-- Start DATA LINES --

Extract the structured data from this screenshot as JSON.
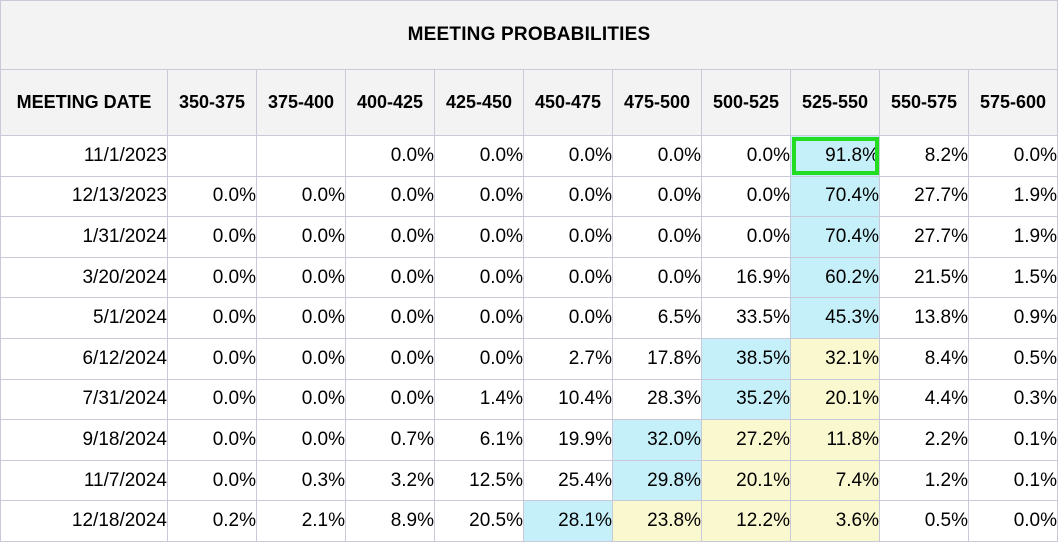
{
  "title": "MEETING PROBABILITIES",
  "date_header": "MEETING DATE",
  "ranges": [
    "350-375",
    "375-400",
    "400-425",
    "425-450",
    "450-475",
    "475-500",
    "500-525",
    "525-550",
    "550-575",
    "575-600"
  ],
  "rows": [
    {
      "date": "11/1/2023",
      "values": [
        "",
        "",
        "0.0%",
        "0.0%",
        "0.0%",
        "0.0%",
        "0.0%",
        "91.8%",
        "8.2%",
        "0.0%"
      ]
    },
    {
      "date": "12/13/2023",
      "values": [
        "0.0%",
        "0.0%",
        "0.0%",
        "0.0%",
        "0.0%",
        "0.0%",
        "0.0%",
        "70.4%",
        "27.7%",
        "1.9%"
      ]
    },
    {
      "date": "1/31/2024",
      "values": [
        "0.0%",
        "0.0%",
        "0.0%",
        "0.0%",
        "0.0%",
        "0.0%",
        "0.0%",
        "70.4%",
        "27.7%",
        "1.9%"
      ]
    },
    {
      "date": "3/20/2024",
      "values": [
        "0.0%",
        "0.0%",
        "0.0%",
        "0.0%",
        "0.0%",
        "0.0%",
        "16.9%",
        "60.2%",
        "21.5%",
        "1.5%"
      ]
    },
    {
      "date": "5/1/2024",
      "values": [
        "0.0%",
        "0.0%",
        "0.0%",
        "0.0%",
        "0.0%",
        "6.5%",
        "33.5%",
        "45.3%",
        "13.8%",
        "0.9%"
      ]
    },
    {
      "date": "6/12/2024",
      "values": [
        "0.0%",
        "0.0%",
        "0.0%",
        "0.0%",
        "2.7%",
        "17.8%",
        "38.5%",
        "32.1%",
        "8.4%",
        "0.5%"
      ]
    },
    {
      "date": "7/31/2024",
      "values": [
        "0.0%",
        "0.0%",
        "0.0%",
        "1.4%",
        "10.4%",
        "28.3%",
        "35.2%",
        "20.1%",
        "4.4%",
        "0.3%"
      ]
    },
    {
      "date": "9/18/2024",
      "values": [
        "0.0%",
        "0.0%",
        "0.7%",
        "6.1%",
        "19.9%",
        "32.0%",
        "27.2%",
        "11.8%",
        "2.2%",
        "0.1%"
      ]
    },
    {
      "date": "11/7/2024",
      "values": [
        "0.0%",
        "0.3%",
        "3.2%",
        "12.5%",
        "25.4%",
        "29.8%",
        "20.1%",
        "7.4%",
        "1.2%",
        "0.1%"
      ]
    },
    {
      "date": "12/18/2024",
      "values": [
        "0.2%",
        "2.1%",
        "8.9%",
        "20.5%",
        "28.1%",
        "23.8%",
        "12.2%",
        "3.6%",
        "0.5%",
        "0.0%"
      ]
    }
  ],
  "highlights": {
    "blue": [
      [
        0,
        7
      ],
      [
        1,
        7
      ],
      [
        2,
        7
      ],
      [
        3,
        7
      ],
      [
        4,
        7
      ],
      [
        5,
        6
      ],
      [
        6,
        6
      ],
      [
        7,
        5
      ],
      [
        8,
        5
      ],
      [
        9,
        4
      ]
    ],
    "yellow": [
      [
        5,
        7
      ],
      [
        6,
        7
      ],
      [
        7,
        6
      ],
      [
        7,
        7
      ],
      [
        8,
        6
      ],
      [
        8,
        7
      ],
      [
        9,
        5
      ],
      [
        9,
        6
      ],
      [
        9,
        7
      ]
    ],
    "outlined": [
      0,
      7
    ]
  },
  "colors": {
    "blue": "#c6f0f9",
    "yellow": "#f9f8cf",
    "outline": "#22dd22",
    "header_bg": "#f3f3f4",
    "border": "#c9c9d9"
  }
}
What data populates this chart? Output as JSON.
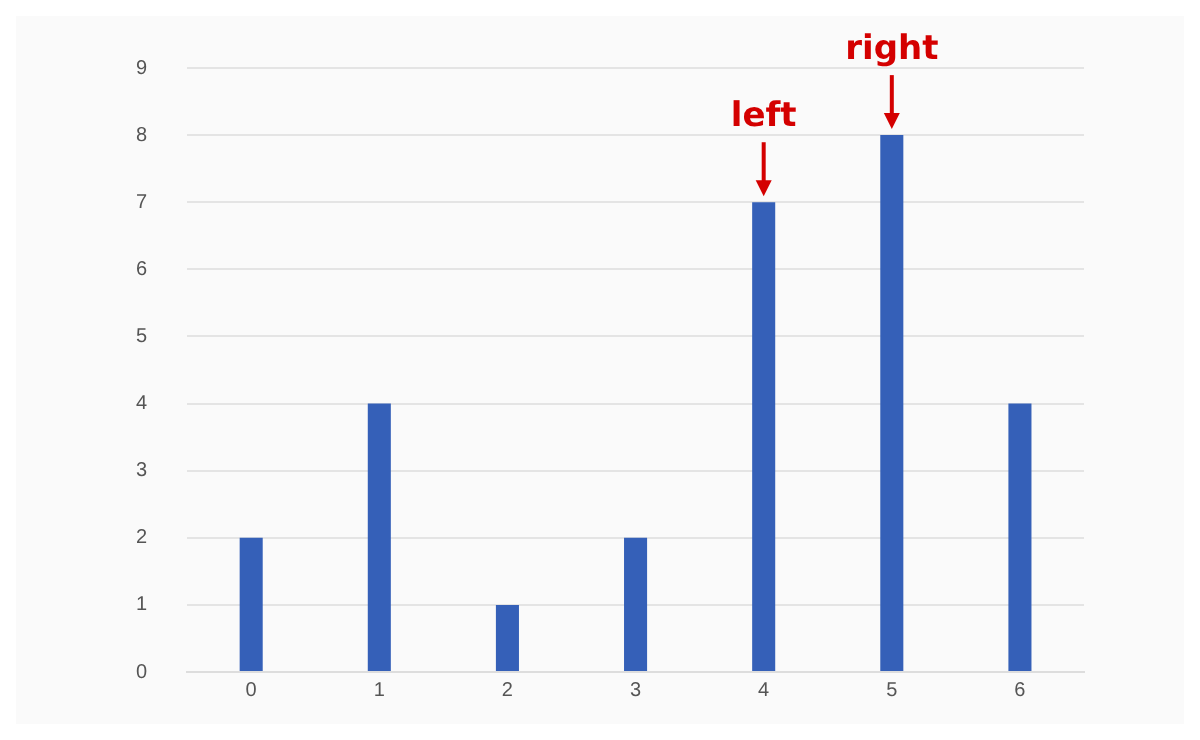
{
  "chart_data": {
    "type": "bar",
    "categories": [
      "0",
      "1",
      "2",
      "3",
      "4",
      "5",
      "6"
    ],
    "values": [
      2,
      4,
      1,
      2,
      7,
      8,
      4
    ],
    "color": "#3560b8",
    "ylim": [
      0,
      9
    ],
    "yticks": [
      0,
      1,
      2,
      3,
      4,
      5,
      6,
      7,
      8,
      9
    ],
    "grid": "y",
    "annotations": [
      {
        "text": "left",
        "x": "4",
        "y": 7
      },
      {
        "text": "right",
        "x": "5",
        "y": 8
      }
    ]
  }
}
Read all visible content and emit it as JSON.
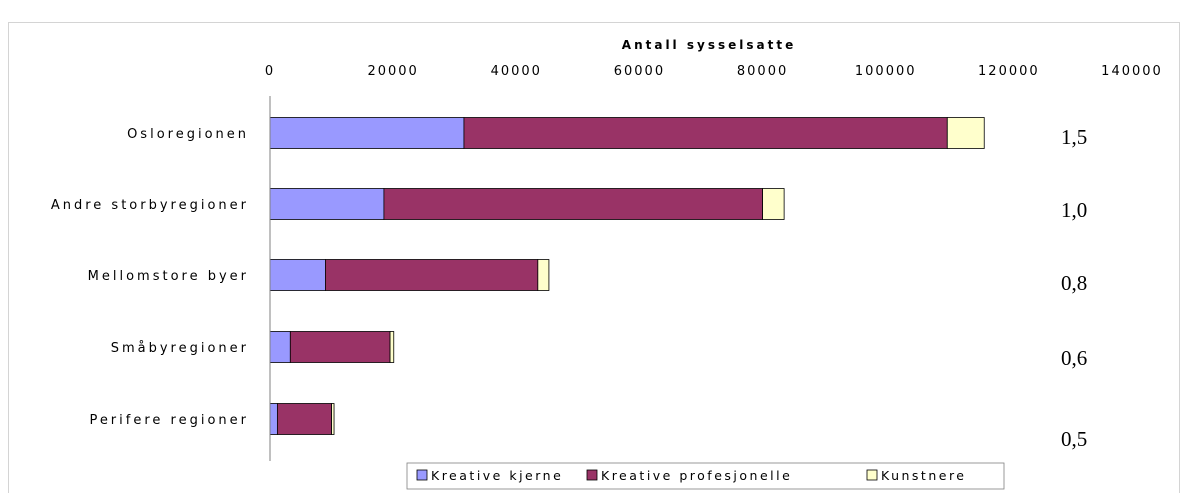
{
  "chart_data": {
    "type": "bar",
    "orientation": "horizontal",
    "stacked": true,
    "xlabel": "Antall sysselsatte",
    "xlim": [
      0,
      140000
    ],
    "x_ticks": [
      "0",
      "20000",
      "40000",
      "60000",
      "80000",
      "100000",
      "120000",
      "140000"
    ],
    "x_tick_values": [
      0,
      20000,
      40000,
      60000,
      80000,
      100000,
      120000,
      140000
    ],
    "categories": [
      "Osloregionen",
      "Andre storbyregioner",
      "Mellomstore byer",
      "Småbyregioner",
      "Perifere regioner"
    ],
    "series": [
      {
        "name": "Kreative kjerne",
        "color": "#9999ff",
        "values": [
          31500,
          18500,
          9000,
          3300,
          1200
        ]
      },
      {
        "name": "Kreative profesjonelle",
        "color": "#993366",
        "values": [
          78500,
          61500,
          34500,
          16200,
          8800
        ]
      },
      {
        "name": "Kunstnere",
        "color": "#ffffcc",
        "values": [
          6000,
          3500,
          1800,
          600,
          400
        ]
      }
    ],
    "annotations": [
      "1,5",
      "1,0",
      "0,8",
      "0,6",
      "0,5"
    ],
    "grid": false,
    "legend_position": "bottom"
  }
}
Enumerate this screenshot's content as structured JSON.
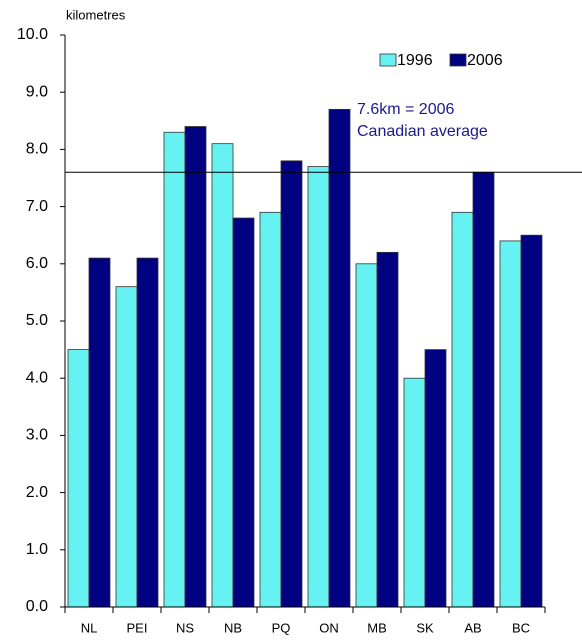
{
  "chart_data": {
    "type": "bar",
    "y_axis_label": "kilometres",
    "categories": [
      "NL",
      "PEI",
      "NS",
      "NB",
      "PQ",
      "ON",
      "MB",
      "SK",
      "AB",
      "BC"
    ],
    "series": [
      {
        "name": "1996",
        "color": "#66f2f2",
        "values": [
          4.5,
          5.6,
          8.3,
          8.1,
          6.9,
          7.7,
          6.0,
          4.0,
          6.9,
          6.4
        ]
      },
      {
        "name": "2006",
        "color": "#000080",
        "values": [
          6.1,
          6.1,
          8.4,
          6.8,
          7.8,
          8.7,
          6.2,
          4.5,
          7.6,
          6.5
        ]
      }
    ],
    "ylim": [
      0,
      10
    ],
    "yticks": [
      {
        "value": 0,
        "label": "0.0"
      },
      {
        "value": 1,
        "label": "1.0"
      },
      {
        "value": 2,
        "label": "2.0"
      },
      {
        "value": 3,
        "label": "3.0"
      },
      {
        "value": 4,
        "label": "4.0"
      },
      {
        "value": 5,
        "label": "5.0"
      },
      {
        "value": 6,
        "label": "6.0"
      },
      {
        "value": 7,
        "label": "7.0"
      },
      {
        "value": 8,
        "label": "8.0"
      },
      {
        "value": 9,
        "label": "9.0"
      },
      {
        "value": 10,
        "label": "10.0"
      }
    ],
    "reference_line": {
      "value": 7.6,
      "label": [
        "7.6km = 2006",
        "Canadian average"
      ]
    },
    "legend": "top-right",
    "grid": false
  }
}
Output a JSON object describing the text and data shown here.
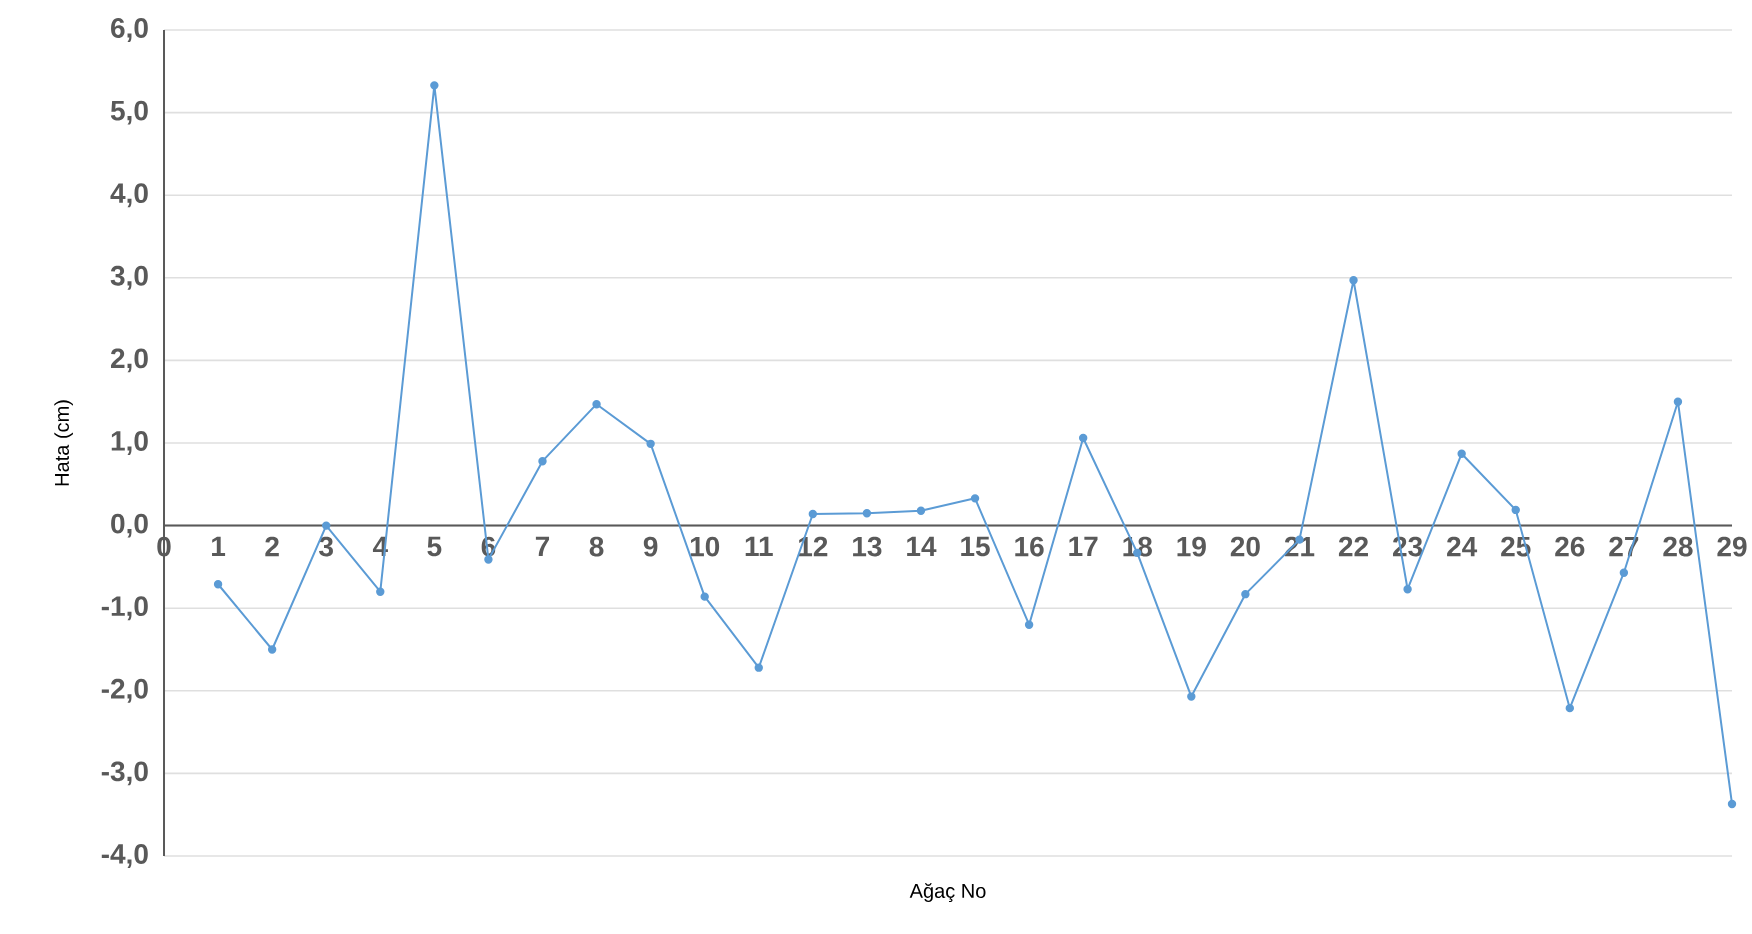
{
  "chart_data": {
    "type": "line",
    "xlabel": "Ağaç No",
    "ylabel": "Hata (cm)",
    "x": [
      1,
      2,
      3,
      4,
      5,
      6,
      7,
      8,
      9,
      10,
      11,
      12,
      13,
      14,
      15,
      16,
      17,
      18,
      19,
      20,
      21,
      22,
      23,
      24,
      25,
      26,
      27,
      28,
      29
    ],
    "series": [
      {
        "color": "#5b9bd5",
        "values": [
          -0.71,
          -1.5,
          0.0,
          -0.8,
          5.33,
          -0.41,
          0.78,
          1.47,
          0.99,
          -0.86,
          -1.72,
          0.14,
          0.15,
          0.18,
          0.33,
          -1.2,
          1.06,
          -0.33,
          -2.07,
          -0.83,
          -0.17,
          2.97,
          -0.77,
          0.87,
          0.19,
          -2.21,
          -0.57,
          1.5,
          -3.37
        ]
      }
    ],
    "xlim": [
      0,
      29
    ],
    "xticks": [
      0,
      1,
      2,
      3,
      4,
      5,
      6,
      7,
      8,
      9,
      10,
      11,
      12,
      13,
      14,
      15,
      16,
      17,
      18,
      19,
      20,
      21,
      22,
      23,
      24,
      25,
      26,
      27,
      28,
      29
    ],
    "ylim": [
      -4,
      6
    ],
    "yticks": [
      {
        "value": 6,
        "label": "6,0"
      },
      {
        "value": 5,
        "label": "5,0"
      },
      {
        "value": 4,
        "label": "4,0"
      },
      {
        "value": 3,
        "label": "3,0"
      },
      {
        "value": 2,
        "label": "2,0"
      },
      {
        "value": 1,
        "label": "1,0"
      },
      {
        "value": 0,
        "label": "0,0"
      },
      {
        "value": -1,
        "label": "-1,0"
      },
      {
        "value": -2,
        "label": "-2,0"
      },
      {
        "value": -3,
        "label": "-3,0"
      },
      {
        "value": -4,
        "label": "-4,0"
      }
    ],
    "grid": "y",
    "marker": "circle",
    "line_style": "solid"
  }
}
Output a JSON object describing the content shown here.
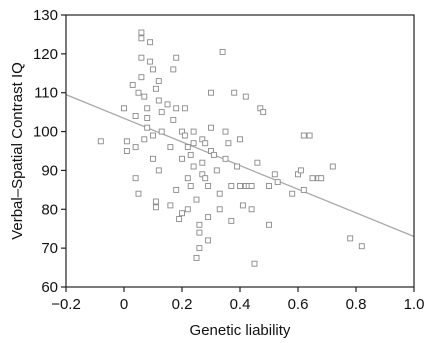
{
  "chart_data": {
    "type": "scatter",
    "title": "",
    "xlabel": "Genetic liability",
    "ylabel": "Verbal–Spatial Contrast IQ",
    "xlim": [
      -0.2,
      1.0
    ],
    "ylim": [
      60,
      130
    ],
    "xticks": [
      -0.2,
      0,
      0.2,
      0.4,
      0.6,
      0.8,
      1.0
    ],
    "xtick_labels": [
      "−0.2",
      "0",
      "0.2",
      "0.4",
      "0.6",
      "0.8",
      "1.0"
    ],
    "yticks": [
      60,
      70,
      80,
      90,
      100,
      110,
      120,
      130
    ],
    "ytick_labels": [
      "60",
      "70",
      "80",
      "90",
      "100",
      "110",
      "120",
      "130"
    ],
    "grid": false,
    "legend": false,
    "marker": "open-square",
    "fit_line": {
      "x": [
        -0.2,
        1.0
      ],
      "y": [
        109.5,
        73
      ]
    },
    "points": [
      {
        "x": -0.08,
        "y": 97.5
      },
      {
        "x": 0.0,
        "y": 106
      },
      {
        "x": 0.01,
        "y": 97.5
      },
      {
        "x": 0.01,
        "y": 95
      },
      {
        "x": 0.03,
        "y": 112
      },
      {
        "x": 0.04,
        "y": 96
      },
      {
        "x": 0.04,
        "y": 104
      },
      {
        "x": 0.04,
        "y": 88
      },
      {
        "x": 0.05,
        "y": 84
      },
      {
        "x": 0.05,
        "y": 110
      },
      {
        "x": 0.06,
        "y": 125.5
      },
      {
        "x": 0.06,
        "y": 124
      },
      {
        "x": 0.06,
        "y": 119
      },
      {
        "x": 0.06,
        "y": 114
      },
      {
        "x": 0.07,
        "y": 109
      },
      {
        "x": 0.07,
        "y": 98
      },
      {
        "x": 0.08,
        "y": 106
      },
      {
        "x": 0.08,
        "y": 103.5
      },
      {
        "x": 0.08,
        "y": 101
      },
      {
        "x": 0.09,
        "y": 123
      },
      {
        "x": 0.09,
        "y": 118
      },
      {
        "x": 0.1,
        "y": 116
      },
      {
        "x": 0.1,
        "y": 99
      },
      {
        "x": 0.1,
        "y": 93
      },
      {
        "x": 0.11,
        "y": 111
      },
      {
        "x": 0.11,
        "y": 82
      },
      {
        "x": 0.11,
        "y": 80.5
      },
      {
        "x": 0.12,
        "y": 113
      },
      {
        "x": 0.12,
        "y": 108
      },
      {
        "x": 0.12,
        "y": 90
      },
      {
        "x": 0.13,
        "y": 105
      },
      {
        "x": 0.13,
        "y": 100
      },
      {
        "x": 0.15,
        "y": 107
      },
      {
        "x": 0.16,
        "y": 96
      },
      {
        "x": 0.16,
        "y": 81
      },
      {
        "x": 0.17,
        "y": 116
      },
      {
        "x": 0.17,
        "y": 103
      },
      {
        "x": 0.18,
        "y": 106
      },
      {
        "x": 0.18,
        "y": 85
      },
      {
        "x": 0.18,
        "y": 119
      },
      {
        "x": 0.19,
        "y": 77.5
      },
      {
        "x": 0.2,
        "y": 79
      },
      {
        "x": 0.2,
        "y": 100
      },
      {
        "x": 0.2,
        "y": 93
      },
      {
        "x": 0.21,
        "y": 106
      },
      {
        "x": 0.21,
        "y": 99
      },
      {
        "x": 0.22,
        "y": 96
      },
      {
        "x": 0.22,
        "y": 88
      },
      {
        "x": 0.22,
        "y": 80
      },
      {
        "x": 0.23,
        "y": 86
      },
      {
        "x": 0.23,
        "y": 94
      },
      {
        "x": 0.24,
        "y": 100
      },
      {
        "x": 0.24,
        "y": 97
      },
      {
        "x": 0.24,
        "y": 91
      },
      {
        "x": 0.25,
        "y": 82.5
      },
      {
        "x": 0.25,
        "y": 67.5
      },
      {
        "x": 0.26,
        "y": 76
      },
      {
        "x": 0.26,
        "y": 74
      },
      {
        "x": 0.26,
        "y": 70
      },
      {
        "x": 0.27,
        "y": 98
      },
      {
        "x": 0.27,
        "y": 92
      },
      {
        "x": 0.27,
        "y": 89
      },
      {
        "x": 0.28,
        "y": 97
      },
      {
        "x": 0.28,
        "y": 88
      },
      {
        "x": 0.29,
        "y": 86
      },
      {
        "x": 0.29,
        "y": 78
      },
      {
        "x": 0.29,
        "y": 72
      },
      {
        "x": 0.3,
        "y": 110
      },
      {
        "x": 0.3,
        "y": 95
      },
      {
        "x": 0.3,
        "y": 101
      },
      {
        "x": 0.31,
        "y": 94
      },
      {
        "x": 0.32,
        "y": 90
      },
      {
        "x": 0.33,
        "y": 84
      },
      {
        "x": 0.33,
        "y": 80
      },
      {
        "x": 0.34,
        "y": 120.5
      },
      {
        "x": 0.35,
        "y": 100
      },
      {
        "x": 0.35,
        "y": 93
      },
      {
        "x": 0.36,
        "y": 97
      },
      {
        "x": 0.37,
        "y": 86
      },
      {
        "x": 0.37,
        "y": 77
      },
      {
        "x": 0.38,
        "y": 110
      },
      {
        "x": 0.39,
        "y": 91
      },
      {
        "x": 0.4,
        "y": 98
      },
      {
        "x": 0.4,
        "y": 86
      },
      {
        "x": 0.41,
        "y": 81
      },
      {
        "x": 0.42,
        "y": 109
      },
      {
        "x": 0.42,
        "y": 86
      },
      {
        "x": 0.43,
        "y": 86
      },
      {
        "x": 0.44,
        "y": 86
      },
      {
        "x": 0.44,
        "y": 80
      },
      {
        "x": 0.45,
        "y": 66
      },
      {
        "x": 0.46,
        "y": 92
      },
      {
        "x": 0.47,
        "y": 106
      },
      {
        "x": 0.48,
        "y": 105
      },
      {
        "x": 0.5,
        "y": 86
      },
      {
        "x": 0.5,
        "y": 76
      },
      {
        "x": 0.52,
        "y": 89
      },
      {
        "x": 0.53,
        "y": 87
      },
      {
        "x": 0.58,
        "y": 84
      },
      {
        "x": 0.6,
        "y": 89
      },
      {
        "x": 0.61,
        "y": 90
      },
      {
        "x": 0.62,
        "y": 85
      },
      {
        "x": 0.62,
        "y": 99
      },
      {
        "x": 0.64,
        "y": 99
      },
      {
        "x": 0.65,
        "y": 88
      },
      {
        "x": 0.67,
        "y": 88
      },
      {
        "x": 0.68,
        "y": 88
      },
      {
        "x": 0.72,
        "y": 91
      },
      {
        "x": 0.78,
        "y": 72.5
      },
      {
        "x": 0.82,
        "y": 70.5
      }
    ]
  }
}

-- End DATA LINES --

- **WORK TO COMPLETE**
Identify all lines where the word "title" shows up. Copy them.

- **WORKED ANSWER**
  "title": "MEETING PROBABILITIES",
    "title": "",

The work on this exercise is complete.